-- PROBLEM DETAILS --
Transcribe everything in the data word for word. Pictures are left out.
====== MATERIAL FOR THIS TASK ======
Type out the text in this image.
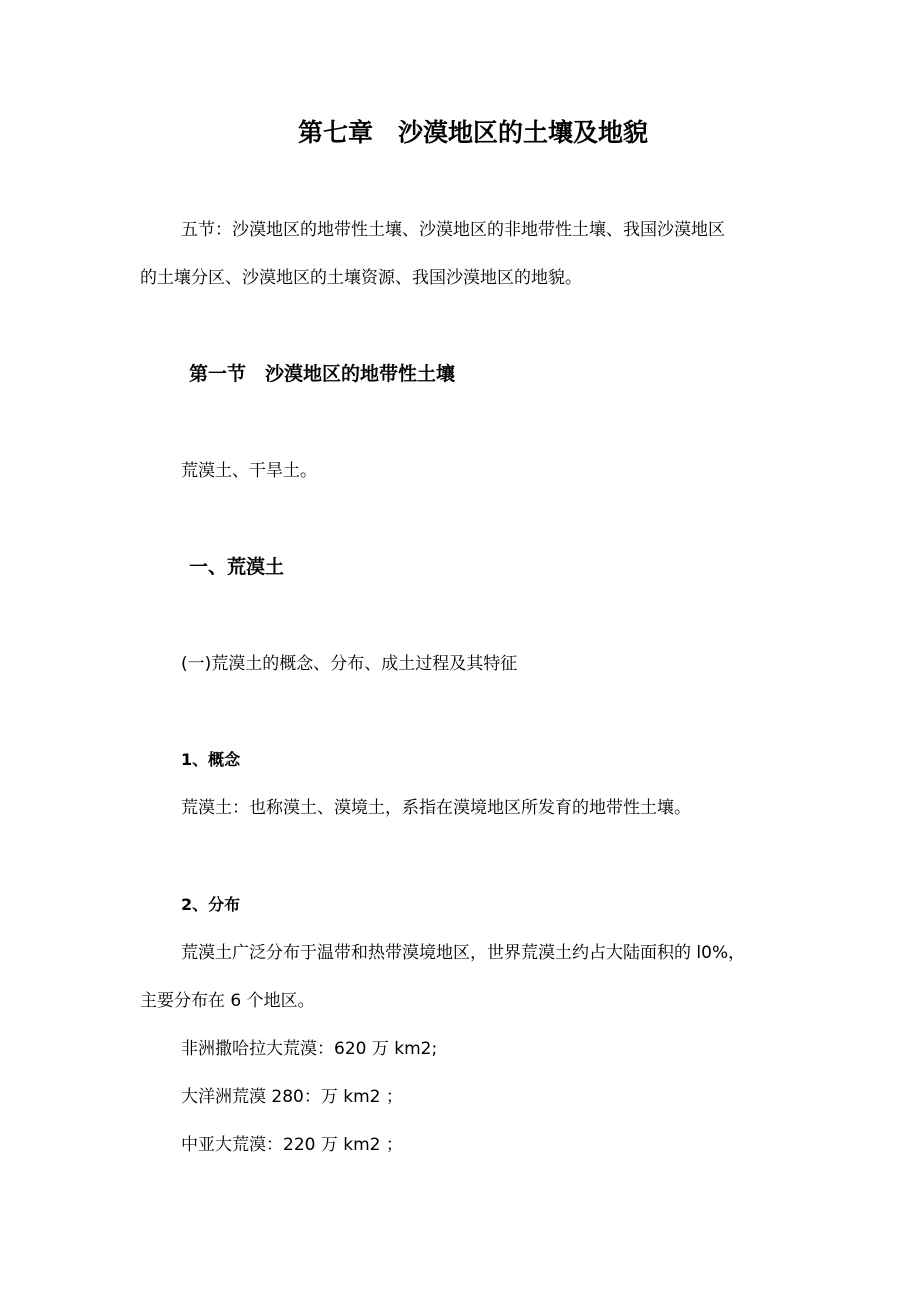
第七章　沙漠地区的土壤及地貌
五节：沙漠地区的地带性土壤、沙漠地区的非地带性土壤、我国沙漠地区
的土壤分区、沙漠地区的土壤资源、我国沙漠地区的地貌。
第一节　沙漠地区的地带性土壤
荒漠土、干旱土。
一、荒漠土
(一)荒漠土的概念、分布、成土过程及其特征
1、概念
荒漠土：也称漠土、漠境土，系指在漠境地区所发育的地带性土壤。
2、分布
荒漠土广泛分布于温带和热带漠境地区，世界荒漠土约占大陆面积的 l0%，
主要分布在 6 个地区。
非洲撒哈拉大荒漠：620 万 km2;
大洋洲荒漠 280：万 km2 ；
中亚大荒漠：220 万 km2 ；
======
-- WORKED ANSWER --
Type out the text in this image.
第七章　沙漠地区的土壤及地貌
五节：沙漠地区的地带性土壤、沙漠地区的非地带性土壤、我国沙漠地区
的土壤分区、沙漠地区的土壤资源、我国沙漠地区的地貌。
第一节　沙漠地区的地带性土壤
荒漠土、干旱土。
一、荒漠土
(一)荒漠土的概念、分布、成土过程及其特征
1、概念
荒漠土：也称漠土、漠境土，系指在漠境地区所发育的地带性土壤。
2、分布
荒漠土广泛分布于温带和热带漠境地区，世界荒漠土约占大陆面积的 l0%，
主要分布在 6 个地区。
非洲撒哈拉大荒漠：620 万 km2;
大洋洲荒漠 280：万 km2 ；
中亚大荒漠：220 万 km2 ；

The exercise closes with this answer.